Aim -> Copy out each line that includes the word "cases".
╭─ Data excerpts
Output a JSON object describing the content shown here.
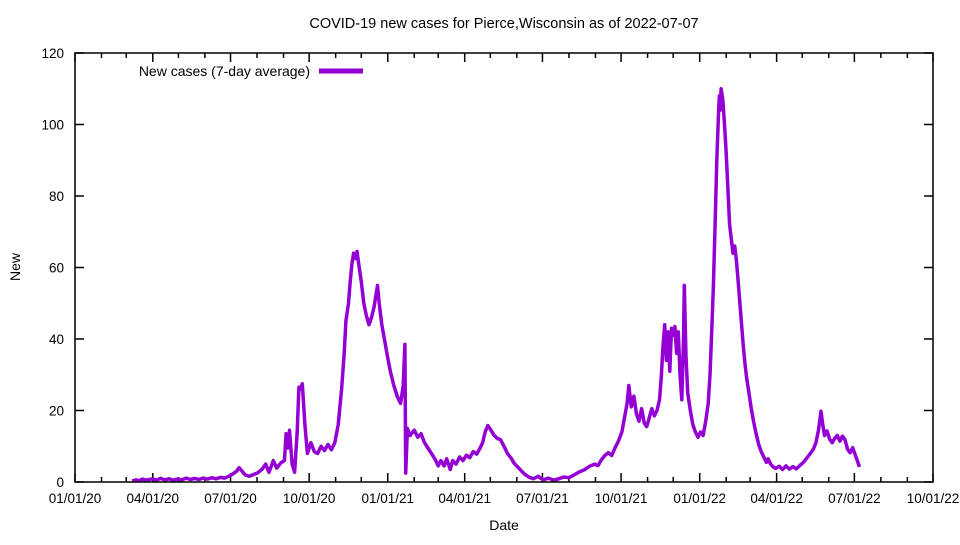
{
  "chart_data": {
    "type": "line",
    "title": "COVID-19 new cases for Pierce,Wisconsin as of 2022-07-07",
    "xlabel": "Date",
    "ylabel": "New",
    "ylim": [
      0,
      120
    ],
    "xlim": [
      "2020-01-01",
      "2022-10-01"
    ],
    "grid": false,
    "background_color": "#ffffff",
    "axis_color": "#000000",
    "legend": {
      "position": "top-left-inside"
    },
    "y_ticks": [
      0,
      20,
      40,
      60,
      80,
      100,
      120
    ],
    "x_ticks": [
      {
        "date": "2020-01-01",
        "label": "01/01/20"
      },
      {
        "date": "2020-04-01",
        "label": "04/01/20"
      },
      {
        "date": "2020-07-01",
        "label": "07/01/20"
      },
      {
        "date": "2020-10-01",
        "label": "10/01/20"
      },
      {
        "date": "2021-01-01",
        "label": "01/01/21"
      },
      {
        "date": "2021-04-01",
        "label": "04/01/21"
      },
      {
        "date": "2021-07-01",
        "label": "07/01/21"
      },
      {
        "date": "2021-10-01",
        "label": "10/01/21"
      },
      {
        "date": "2022-01-01",
        "label": "01/01/22"
      },
      {
        "date": "2022-04-01",
        "label": "04/01/22"
      },
      {
        "date": "2022-07-01",
        "label": "07/01/22"
      },
      {
        "date": "2022-10-01",
        "label": "10/01/22"
      }
    ],
    "minor_x_ticks": "monthly",
    "series": [
      {
        "name": "New cases (7-day average)",
        "color": "#9400D3",
        "points": [
          [
            "2020-03-08",
            0.3
          ],
          [
            "2020-03-12",
            0.6
          ],
          [
            "2020-03-16",
            0.4
          ],
          [
            "2020-03-20",
            0.8
          ],
          [
            "2020-03-24",
            0.5
          ],
          [
            "2020-03-28",
            0.7
          ],
          [
            "2020-04-01",
            0.9
          ],
          [
            "2020-04-05",
            0.5
          ],
          [
            "2020-04-10",
            1.0
          ],
          [
            "2020-04-15",
            0.6
          ],
          [
            "2020-04-20",
            0.9
          ],
          [
            "2020-04-25",
            0.5
          ],
          [
            "2020-04-30",
            0.8
          ],
          [
            "2020-05-05",
            0.6
          ],
          [
            "2020-05-10",
            1.1
          ],
          [
            "2020-05-15",
            0.7
          ],
          [
            "2020-05-20",
            1.0
          ],
          [
            "2020-05-25",
            0.7
          ],
          [
            "2020-05-30",
            1.1
          ],
          [
            "2020-06-04",
            0.8
          ],
          [
            "2020-06-09",
            1.2
          ],
          [
            "2020-06-14",
            0.9
          ],
          [
            "2020-06-19",
            1.3
          ],
          [
            "2020-06-24",
            1.1
          ],
          [
            "2020-06-29",
            1.6
          ],
          [
            "2020-07-04",
            2.3
          ],
          [
            "2020-07-08",
            3.0
          ],
          [
            "2020-07-11",
            4.0
          ],
          [
            "2020-07-14",
            3.2
          ],
          [
            "2020-07-18",
            2.0
          ],
          [
            "2020-07-23",
            1.6
          ],
          [
            "2020-07-28",
            2.1
          ],
          [
            "2020-08-02",
            2.6
          ],
          [
            "2020-08-07",
            3.6
          ],
          [
            "2020-08-11",
            5.0
          ],
          [
            "2020-08-15",
            2.7
          ],
          [
            "2020-08-20",
            6.0
          ],
          [
            "2020-08-24",
            3.9
          ],
          [
            "2020-08-29",
            5.4
          ],
          [
            "2020-09-02",
            6.0
          ],
          [
            "2020-09-04",
            13.5
          ],
          [
            "2020-09-06",
            9.5
          ],
          [
            "2020-09-08",
            14.5
          ],
          [
            "2020-09-11",
            5.0
          ],
          [
            "2020-09-14",
            2.7
          ],
          [
            "2020-09-17",
            14.0
          ],
          [
            "2020-09-19",
            26.5
          ],
          [
            "2020-09-21",
            26.0
          ],
          [
            "2020-09-23",
            27.5
          ],
          [
            "2020-09-26",
            16.0
          ],
          [
            "2020-09-29",
            8.0
          ],
          [
            "2020-10-03",
            11.0
          ],
          [
            "2020-10-07",
            8.5
          ],
          [
            "2020-10-11",
            8.0
          ],
          [
            "2020-10-15",
            10.0
          ],
          [
            "2020-10-19",
            8.8
          ],
          [
            "2020-10-23",
            10.5
          ],
          [
            "2020-10-27",
            9.0
          ],
          [
            "2020-10-31",
            11.0
          ],
          [
            "2020-11-04",
            16
          ],
          [
            "2020-11-08",
            26
          ],
          [
            "2020-11-11",
            36
          ],
          [
            "2020-11-13",
            45
          ],
          [
            "2020-11-16",
            50
          ],
          [
            "2020-11-18",
            56
          ],
          [
            "2020-11-20",
            61
          ],
          [
            "2020-11-22",
            64
          ],
          [
            "2020-11-24",
            62.5
          ],
          [
            "2020-11-26",
            64.5
          ],
          [
            "2020-11-28",
            61
          ],
          [
            "2020-12-01",
            56
          ],
          [
            "2020-12-04",
            50
          ],
          [
            "2020-12-07",
            46.5
          ],
          [
            "2020-12-10",
            44
          ],
          [
            "2020-12-13",
            46
          ],
          [
            "2020-12-16",
            49
          ],
          [
            "2020-12-18",
            52
          ],
          [
            "2020-12-20",
            55
          ],
          [
            "2020-12-22",
            50
          ],
          [
            "2020-12-25",
            44
          ],
          [
            "2020-12-28",
            40
          ],
          [
            "2020-12-31",
            36
          ],
          [
            "2021-01-04",
            31
          ],
          [
            "2021-01-08",
            27
          ],
          [
            "2021-01-12",
            24
          ],
          [
            "2021-01-16",
            22
          ],
          [
            "2021-01-19",
            27
          ],
          [
            "2021-01-21",
            38.5
          ],
          [
            "2021-01-22",
            2.5
          ],
          [
            "2021-01-24",
            15
          ],
          [
            "2021-01-27",
            13
          ],
          [
            "2021-02-01",
            14.5
          ],
          [
            "2021-02-05",
            12.5
          ],
          [
            "2021-02-09",
            13.5
          ],
          [
            "2021-02-13",
            11
          ],
          [
            "2021-02-17",
            9.5
          ],
          [
            "2021-02-21",
            8
          ],
          [
            "2021-02-25",
            6.5
          ],
          [
            "2021-03-01",
            4.5
          ],
          [
            "2021-03-04",
            6
          ],
          [
            "2021-03-08",
            4.5
          ],
          [
            "2021-03-11",
            6.5
          ],
          [
            "2021-03-15",
            3.5
          ],
          [
            "2021-03-18",
            6
          ],
          [
            "2021-03-22",
            5
          ],
          [
            "2021-03-26",
            7
          ],
          [
            "2021-03-30",
            6
          ],
          [
            "2021-04-03",
            7.5
          ],
          [
            "2021-04-07",
            6.8
          ],
          [
            "2021-04-11",
            8.5
          ],
          [
            "2021-04-15",
            7.8
          ],
          [
            "2021-04-19",
            9.5
          ],
          [
            "2021-04-22",
            11
          ],
          [
            "2021-04-25",
            14
          ],
          [
            "2021-04-28",
            15.8
          ],
          [
            "2021-05-01",
            14.8
          ],
          [
            "2021-05-05",
            13.2
          ],
          [
            "2021-05-09",
            12.2
          ],
          [
            "2021-05-13",
            11.8
          ],
          [
            "2021-05-17",
            10
          ],
          [
            "2021-05-21",
            8
          ],
          [
            "2021-05-25",
            6.8
          ],
          [
            "2021-05-29",
            5.2
          ],
          [
            "2021-06-02",
            4.2
          ],
          [
            "2021-06-06",
            3.2
          ],
          [
            "2021-06-10",
            2.2
          ],
          [
            "2021-06-15",
            1.4
          ],
          [
            "2021-06-20",
            0.9
          ],
          [
            "2021-06-26",
            1.6
          ],
          [
            "2021-07-02",
            0.6
          ],
          [
            "2021-07-08",
            1.1
          ],
          [
            "2021-07-14",
            0.5
          ],
          [
            "2021-07-20",
            0.9
          ],
          [
            "2021-07-26",
            1.4
          ],
          [
            "2021-08-01",
            1.2
          ],
          [
            "2021-08-07",
            2.0
          ],
          [
            "2021-08-13",
            2.8
          ],
          [
            "2021-08-19",
            3.4
          ],
          [
            "2021-08-25",
            4.4
          ],
          [
            "2021-08-31",
            5.0
          ],
          [
            "2021-09-04",
            4.6
          ],
          [
            "2021-09-08",
            6.2
          ],
          [
            "2021-09-12",
            7.4
          ],
          [
            "2021-09-16",
            8.2
          ],
          [
            "2021-09-20",
            7.4
          ],
          [
            "2021-09-24",
            9.6
          ],
          [
            "2021-09-28",
            11.5
          ],
          [
            "2021-10-02",
            14
          ],
          [
            "2021-10-05",
            18
          ],
          [
            "2021-10-08",
            22
          ],
          [
            "2021-10-10",
            27
          ],
          [
            "2021-10-13",
            21
          ],
          [
            "2021-10-16",
            24
          ],
          [
            "2021-10-19",
            19
          ],
          [
            "2021-10-22",
            17
          ],
          [
            "2021-10-25",
            20.5
          ],
          [
            "2021-10-28",
            16.5
          ],
          [
            "2021-10-31",
            15.5
          ],
          [
            "2021-11-03",
            18
          ],
          [
            "2021-11-06",
            20.5
          ],
          [
            "2021-11-09",
            18.5
          ],
          [
            "2021-11-12",
            20
          ],
          [
            "2021-11-15",
            23
          ],
          [
            "2021-11-17",
            29
          ],
          [
            "2021-11-19",
            38
          ],
          [
            "2021-11-21",
            44
          ],
          [
            "2021-11-23",
            34
          ],
          [
            "2021-11-25",
            42
          ],
          [
            "2021-11-27",
            31
          ],
          [
            "2021-11-29",
            43
          ],
          [
            "2021-12-01",
            41
          ],
          [
            "2021-12-03",
            43.5
          ],
          [
            "2021-12-05",
            36
          ],
          [
            "2021-12-07",
            42
          ],
          [
            "2021-12-09",
            30
          ],
          [
            "2021-12-11",
            23
          ],
          [
            "2021-12-13",
            40
          ],
          [
            "2021-12-14",
            55
          ],
          [
            "2021-12-16",
            35
          ],
          [
            "2021-12-18",
            25
          ],
          [
            "2021-12-21",
            20
          ],
          [
            "2021-12-24",
            16
          ],
          [
            "2021-12-27",
            14
          ],
          [
            "2021-12-30",
            12.5
          ],
          [
            "2022-01-02",
            14
          ],
          [
            "2022-01-05",
            13
          ],
          [
            "2022-01-08",
            17
          ],
          [
            "2022-01-11",
            22
          ],
          [
            "2022-01-13",
            30
          ],
          [
            "2022-01-15",
            42
          ],
          [
            "2022-01-17",
            55
          ],
          [
            "2022-01-19",
            72
          ],
          [
            "2022-01-21",
            90
          ],
          [
            "2022-01-23",
            103
          ],
          [
            "2022-01-24",
            108
          ],
          [
            "2022-01-25",
            104
          ],
          [
            "2022-01-26",
            110
          ],
          [
            "2022-01-28",
            107
          ],
          [
            "2022-01-30",
            100
          ],
          [
            "2022-02-01",
            92
          ],
          [
            "2022-02-03",
            82
          ],
          [
            "2022-02-05",
            72
          ],
          [
            "2022-02-07",
            68
          ],
          [
            "2022-02-09",
            64
          ],
          [
            "2022-02-11",
            66
          ],
          [
            "2022-02-13",
            62
          ],
          [
            "2022-02-15",
            56
          ],
          [
            "2022-02-17",
            50
          ],
          [
            "2022-02-19",
            44
          ],
          [
            "2022-02-21",
            38
          ],
          [
            "2022-02-23",
            33
          ],
          [
            "2022-02-25",
            29
          ],
          [
            "2022-02-27",
            26
          ],
          [
            "2022-03-02",
            21
          ],
          [
            "2022-03-05",
            17
          ],
          [
            "2022-03-08",
            13.5
          ],
          [
            "2022-03-11",
            10.5
          ],
          [
            "2022-03-14",
            8.5
          ],
          [
            "2022-03-17",
            7
          ],
          [
            "2022-03-20",
            5.5
          ],
          [
            "2022-03-22",
            6.5
          ],
          [
            "2022-03-25",
            5
          ],
          [
            "2022-03-28",
            4.2
          ],
          [
            "2022-03-31",
            3.8
          ],
          [
            "2022-04-04",
            4.4
          ],
          [
            "2022-04-08",
            3.5
          ],
          [
            "2022-04-12",
            4.5
          ],
          [
            "2022-04-16",
            3.6
          ],
          [
            "2022-04-20",
            4.3
          ],
          [
            "2022-04-24",
            3.7
          ],
          [
            "2022-04-28",
            4.6
          ],
          [
            "2022-05-02",
            5.4
          ],
          [
            "2022-05-06",
            6.6
          ],
          [
            "2022-05-10",
            7.8
          ],
          [
            "2022-05-14",
            9.2
          ],
          [
            "2022-05-17",
            11
          ],
          [
            "2022-05-20",
            14.5
          ],
          [
            "2022-05-23",
            19.8
          ],
          [
            "2022-05-25",
            16
          ],
          [
            "2022-05-27",
            13
          ],
          [
            "2022-05-30",
            14.3
          ],
          [
            "2022-06-02",
            12
          ],
          [
            "2022-06-05",
            11
          ],
          [
            "2022-06-08",
            12.2
          ],
          [
            "2022-06-11",
            13
          ],
          [
            "2022-06-14",
            11.4
          ],
          [
            "2022-06-17",
            12.8
          ],
          [
            "2022-06-20",
            11.8
          ],
          [
            "2022-06-23",
            9.2
          ],
          [
            "2022-06-26",
            8.2
          ],
          [
            "2022-06-29",
            9.6
          ],
          [
            "2022-07-02",
            7.6
          ],
          [
            "2022-07-05",
            5.6
          ],
          [
            "2022-07-07",
            4.2
          ]
        ]
      }
    ]
  }
}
╰─
Answer for this exercise ->
    "title": "COVID-19 new cases for Pierce,Wisconsin as of 2022-07-07",
        "name": "New cases (7-day average)",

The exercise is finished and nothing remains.